## Material provided
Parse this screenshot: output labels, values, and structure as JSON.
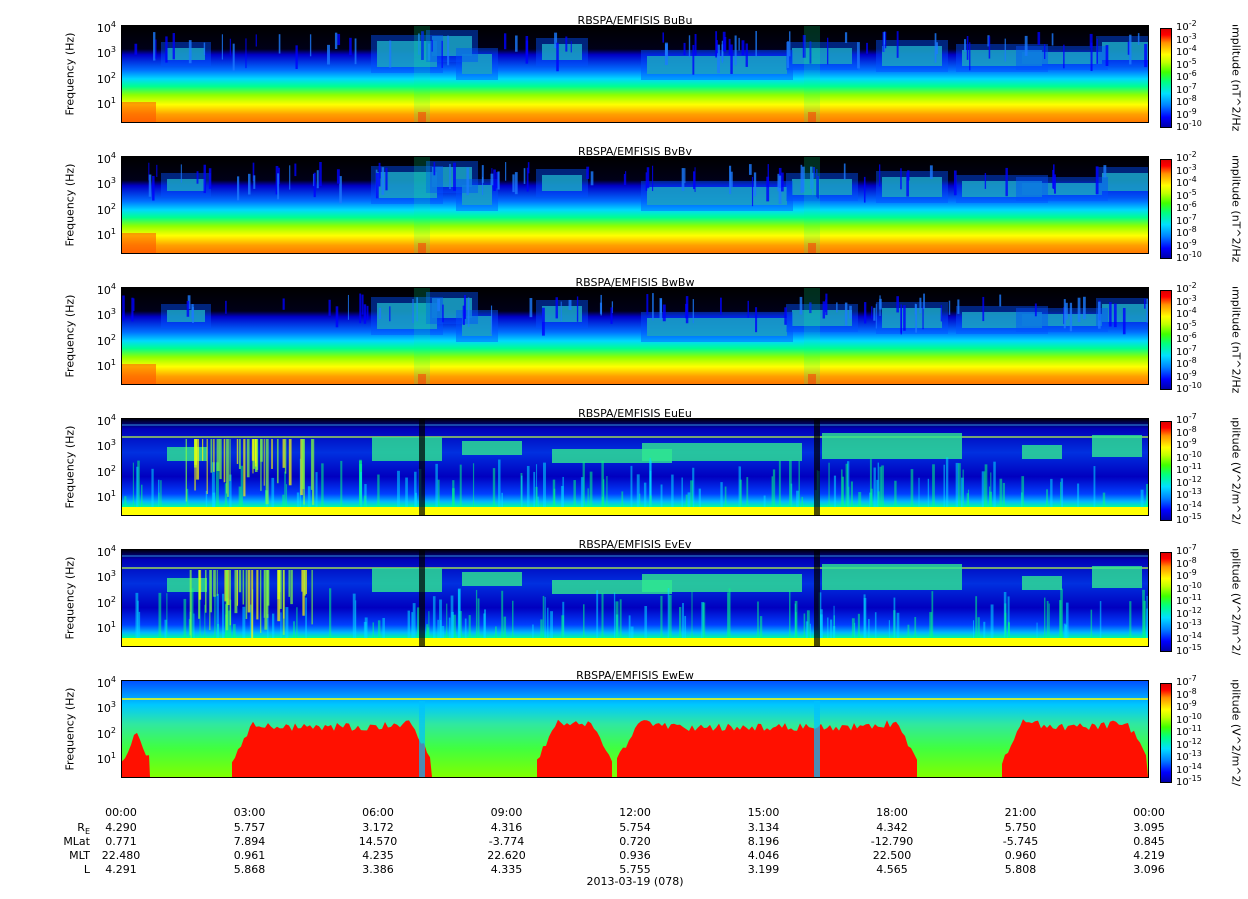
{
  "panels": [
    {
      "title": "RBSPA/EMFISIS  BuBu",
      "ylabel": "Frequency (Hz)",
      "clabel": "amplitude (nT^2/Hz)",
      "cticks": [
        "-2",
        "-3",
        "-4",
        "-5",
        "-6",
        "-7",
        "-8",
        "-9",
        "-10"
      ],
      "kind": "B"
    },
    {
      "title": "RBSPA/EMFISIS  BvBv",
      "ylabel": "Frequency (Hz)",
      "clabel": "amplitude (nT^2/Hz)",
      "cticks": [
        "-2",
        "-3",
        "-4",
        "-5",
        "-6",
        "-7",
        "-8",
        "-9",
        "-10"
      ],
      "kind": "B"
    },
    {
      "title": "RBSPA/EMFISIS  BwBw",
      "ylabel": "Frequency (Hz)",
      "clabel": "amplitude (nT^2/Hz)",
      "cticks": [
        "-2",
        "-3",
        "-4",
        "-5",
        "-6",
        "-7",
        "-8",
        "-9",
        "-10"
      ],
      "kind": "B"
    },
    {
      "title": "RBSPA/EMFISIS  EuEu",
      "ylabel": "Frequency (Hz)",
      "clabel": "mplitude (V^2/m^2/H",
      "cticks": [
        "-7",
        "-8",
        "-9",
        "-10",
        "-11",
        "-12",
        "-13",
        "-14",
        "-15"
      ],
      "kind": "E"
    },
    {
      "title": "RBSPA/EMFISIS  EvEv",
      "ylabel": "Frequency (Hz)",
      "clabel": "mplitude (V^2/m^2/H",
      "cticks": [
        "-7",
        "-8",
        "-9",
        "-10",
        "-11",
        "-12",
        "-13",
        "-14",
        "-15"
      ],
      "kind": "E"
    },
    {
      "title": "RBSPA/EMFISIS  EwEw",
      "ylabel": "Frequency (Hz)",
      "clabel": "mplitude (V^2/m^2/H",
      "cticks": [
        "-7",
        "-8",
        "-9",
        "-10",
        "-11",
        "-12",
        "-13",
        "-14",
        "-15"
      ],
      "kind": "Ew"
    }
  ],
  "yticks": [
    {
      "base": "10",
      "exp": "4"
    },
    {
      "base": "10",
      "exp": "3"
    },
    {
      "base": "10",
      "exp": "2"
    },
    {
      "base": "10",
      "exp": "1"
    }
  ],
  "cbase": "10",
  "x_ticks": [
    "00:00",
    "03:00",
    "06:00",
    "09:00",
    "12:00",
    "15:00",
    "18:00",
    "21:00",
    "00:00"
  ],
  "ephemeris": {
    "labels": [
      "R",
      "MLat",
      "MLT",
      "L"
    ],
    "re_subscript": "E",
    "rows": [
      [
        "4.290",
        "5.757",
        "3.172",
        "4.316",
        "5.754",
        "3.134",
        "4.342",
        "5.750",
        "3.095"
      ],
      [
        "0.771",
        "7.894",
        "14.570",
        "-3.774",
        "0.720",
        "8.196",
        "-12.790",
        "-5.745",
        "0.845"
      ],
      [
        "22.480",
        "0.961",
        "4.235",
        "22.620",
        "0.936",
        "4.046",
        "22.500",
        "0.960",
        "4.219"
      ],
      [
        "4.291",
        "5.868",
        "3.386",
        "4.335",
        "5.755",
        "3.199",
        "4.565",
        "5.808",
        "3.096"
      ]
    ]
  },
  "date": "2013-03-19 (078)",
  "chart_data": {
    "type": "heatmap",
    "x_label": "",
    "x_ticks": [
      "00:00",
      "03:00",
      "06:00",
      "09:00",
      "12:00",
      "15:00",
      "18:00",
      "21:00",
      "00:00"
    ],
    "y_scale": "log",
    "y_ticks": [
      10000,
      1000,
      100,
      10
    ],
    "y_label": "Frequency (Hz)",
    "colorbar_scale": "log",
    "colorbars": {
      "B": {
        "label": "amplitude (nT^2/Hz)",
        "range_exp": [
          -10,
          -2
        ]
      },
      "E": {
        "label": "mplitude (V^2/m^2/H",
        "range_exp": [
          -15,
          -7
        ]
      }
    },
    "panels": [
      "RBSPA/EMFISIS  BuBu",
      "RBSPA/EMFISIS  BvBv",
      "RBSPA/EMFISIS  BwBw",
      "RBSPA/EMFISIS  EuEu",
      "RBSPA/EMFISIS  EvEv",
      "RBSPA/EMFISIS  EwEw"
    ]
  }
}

...

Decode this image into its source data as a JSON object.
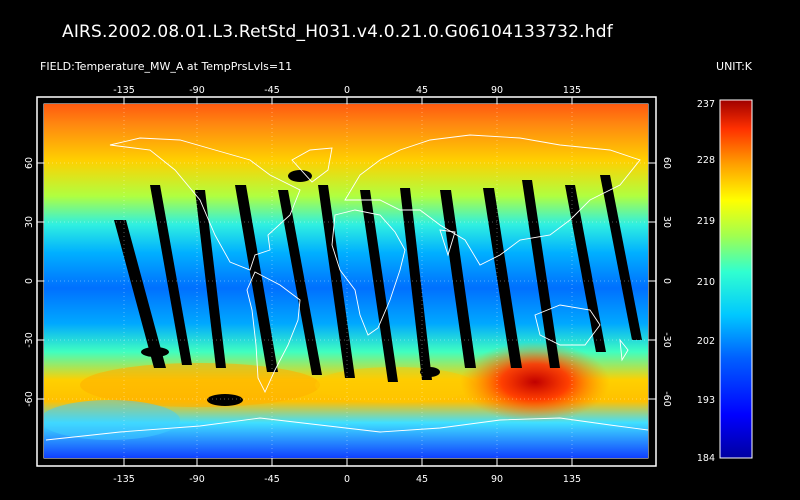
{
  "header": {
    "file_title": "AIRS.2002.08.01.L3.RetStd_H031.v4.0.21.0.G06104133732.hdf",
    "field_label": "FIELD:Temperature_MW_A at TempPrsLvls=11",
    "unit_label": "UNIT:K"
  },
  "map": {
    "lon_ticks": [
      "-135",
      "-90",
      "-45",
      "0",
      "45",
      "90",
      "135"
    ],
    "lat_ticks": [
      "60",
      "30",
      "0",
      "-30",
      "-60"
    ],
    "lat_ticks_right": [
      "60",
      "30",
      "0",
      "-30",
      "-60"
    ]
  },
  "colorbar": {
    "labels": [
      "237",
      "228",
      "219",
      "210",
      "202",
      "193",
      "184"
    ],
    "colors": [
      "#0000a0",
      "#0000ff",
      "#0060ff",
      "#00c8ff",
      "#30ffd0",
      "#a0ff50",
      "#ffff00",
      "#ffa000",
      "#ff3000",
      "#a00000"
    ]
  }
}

* * *

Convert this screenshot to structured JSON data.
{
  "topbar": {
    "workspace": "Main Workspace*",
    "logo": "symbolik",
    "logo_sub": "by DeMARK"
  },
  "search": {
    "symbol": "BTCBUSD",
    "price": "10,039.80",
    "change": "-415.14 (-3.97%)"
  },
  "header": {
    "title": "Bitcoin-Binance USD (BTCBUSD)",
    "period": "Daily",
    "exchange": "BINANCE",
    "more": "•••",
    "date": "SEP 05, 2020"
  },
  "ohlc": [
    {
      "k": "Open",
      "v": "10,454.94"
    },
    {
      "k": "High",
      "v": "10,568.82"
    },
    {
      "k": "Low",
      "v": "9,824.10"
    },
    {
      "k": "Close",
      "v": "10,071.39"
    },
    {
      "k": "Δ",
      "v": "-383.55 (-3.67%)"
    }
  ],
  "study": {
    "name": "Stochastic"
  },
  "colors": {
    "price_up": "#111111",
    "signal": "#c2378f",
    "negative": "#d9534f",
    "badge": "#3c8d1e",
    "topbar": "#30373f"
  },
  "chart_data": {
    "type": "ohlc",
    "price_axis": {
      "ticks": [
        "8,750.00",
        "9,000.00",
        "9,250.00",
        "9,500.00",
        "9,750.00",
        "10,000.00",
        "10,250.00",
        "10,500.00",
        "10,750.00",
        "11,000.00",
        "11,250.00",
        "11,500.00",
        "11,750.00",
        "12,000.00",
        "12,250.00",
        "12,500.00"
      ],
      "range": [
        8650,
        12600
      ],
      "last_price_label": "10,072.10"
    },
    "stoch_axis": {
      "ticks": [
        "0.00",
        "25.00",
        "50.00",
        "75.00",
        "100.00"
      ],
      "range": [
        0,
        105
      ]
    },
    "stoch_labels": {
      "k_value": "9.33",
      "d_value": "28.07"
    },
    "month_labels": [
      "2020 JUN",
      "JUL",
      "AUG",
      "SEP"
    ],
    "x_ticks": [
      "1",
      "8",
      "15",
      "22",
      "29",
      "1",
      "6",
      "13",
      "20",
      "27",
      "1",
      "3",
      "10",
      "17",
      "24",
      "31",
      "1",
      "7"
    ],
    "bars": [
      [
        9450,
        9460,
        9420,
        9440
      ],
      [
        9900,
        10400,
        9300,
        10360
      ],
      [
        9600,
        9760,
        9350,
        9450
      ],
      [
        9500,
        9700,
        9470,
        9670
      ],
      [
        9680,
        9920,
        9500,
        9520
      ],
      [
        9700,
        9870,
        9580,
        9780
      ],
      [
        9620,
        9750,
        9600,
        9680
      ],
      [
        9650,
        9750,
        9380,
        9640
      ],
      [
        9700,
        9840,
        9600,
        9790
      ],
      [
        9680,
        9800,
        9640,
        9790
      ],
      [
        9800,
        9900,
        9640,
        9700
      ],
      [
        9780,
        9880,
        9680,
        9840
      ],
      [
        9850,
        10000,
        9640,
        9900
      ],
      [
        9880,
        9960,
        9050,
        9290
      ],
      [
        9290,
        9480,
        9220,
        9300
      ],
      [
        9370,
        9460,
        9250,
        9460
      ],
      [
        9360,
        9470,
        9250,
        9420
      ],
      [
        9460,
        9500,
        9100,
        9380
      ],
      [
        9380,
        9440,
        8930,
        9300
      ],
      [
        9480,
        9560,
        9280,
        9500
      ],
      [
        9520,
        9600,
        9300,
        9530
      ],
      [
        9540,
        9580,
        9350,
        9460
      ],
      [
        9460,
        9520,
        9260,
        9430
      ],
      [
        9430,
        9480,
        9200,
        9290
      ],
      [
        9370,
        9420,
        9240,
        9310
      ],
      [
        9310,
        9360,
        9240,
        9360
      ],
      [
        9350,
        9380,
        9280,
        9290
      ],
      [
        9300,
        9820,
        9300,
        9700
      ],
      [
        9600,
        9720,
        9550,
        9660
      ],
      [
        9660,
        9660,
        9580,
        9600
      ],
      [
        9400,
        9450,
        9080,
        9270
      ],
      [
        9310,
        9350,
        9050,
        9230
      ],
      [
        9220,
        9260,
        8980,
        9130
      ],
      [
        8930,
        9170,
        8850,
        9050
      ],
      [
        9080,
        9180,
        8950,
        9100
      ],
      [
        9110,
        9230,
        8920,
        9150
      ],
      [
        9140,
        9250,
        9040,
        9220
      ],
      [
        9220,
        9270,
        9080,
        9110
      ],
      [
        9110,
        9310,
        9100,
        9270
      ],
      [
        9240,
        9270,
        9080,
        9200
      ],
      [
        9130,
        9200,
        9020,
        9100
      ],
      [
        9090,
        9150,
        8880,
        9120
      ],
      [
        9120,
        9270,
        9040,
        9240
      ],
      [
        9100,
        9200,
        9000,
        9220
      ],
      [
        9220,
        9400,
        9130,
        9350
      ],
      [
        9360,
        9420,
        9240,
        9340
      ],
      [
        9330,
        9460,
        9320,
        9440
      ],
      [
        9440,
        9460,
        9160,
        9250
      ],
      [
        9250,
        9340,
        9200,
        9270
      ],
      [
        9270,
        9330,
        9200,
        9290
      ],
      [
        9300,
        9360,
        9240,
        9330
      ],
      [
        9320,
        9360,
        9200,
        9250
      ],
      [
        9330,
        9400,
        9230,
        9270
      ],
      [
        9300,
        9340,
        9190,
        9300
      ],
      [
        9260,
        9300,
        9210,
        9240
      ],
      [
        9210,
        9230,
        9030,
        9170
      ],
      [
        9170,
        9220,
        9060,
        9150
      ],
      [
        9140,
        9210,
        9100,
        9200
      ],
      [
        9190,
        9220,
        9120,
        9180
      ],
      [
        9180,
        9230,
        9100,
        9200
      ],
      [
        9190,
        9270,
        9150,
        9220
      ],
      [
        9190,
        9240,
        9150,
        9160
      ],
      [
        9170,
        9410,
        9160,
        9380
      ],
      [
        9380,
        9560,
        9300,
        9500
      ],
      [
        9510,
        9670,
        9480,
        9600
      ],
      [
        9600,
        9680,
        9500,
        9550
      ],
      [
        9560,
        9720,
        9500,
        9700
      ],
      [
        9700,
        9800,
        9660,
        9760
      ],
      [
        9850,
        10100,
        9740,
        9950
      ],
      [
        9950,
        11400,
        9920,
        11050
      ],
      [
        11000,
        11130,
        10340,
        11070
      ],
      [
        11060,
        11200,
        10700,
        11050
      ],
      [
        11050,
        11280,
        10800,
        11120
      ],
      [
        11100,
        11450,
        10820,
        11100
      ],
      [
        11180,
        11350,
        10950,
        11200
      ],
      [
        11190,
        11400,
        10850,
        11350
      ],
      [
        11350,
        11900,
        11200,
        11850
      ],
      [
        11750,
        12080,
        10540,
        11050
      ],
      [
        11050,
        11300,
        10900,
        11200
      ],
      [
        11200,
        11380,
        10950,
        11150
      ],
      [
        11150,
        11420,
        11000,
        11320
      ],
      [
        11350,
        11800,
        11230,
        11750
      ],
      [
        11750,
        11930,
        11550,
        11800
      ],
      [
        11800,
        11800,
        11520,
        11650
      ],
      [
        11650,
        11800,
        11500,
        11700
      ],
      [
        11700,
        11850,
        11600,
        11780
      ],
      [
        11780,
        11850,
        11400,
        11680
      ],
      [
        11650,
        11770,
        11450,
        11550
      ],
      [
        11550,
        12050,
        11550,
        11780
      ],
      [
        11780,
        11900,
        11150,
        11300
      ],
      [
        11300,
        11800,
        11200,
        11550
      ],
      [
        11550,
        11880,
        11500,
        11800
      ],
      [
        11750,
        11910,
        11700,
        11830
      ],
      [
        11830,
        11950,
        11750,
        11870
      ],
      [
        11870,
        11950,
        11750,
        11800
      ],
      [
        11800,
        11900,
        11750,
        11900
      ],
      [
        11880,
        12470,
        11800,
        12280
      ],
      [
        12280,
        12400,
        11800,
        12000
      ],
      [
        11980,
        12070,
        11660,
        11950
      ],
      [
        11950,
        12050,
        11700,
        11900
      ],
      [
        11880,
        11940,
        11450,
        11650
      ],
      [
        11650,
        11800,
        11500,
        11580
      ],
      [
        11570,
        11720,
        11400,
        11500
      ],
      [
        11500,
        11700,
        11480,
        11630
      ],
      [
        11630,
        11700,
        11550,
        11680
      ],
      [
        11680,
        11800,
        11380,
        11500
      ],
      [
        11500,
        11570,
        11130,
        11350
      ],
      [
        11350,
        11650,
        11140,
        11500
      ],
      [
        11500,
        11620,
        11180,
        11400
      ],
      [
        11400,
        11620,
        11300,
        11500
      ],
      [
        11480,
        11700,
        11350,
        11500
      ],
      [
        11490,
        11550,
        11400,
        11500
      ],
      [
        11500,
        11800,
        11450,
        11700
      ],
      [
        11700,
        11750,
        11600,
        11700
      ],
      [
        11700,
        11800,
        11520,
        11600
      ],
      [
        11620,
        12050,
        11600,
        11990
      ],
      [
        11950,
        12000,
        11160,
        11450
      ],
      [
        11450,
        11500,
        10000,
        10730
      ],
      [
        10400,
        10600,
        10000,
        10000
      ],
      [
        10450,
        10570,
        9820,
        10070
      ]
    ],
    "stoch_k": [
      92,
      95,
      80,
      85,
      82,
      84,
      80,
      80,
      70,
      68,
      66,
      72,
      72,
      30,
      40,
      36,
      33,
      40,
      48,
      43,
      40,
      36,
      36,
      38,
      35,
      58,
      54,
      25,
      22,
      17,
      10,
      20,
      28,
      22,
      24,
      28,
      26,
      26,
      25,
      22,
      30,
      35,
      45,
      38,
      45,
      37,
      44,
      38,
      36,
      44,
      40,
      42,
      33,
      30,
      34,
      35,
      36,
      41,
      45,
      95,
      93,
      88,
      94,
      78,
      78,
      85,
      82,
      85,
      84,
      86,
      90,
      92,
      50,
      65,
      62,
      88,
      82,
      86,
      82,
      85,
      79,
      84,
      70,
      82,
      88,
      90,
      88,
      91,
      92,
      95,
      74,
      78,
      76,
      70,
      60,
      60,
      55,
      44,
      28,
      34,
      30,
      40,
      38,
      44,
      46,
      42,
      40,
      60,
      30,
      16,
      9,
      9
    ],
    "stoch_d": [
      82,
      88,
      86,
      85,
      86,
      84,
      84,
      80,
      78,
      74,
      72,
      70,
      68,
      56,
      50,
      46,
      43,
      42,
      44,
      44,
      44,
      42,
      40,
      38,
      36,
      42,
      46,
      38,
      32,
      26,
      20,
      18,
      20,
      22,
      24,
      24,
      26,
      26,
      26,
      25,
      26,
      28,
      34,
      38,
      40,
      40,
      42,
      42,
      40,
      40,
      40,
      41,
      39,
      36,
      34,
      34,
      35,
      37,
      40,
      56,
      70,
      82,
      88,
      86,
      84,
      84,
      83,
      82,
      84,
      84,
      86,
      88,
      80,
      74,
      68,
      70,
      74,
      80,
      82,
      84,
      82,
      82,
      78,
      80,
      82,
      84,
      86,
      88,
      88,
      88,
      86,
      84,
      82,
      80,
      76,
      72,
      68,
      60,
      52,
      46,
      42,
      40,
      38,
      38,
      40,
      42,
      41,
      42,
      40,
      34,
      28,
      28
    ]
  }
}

## Short exercise
Select all lines in the listing above where the word "BuBu" appears, and show them.

## Written response
      "title": "RBSPA/EMFISIS  BuBu",
      "RBSPA/EMFISIS  BuBu",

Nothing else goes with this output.